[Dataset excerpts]
▼▼▼

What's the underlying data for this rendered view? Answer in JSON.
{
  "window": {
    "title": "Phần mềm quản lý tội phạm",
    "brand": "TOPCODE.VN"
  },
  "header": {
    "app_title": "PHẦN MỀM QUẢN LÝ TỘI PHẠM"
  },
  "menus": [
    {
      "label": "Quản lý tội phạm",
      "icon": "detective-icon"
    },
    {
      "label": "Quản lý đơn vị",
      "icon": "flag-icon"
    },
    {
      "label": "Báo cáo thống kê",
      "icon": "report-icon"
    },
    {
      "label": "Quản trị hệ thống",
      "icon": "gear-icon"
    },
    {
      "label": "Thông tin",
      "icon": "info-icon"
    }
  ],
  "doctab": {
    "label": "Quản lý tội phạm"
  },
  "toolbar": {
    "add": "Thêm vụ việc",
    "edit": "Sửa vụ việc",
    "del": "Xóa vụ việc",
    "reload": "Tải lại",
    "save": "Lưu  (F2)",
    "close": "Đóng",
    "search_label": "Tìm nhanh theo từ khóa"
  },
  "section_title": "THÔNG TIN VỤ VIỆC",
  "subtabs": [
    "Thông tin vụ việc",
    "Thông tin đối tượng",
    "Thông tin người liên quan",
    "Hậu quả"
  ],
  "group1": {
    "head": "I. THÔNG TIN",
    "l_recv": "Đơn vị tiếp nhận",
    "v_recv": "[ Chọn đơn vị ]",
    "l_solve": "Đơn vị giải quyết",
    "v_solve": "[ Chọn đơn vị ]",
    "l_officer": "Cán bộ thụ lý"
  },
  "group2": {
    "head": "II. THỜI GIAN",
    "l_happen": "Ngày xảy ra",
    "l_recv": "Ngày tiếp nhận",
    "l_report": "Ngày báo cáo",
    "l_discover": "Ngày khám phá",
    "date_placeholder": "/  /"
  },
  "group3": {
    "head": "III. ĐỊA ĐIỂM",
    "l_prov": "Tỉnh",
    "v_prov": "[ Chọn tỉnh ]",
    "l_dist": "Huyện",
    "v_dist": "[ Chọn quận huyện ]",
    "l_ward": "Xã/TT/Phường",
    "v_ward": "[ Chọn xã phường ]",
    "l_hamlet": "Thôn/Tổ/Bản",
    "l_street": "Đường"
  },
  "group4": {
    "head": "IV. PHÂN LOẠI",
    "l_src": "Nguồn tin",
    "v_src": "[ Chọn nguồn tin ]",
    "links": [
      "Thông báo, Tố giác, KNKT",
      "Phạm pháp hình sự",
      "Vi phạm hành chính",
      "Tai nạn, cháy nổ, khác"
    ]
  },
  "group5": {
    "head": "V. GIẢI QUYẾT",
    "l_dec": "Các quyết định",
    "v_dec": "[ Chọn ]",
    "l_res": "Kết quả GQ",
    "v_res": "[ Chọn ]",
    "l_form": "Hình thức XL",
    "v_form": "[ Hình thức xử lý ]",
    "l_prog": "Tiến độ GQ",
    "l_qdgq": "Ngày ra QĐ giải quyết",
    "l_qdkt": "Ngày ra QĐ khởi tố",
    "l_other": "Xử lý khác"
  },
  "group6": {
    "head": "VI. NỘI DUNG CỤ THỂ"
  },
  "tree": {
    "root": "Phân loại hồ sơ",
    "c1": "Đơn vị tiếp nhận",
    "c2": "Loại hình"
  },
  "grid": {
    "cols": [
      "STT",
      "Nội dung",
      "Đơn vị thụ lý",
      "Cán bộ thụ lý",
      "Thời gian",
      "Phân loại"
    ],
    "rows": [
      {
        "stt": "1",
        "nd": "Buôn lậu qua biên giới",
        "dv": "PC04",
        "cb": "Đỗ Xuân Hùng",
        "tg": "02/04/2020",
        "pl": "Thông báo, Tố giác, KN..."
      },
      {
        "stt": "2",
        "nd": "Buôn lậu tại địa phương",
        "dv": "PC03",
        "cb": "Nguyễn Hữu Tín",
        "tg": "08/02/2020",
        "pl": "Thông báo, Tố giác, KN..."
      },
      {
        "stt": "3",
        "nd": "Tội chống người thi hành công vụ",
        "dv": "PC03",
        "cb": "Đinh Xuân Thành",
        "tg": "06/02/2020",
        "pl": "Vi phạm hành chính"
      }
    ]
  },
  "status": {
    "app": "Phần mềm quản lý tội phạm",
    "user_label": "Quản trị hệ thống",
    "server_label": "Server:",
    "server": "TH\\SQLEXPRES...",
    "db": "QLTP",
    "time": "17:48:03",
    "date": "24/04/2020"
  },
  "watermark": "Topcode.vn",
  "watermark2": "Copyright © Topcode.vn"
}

▲▲▲

## GIVEN EXERCISE
From the listing above, copy all lines holding the word "Buôn".

## THE SOLUTION
        "nd": "Buôn lậu qua biên giới",
        "nd": "Buôn lậu tại địa phương",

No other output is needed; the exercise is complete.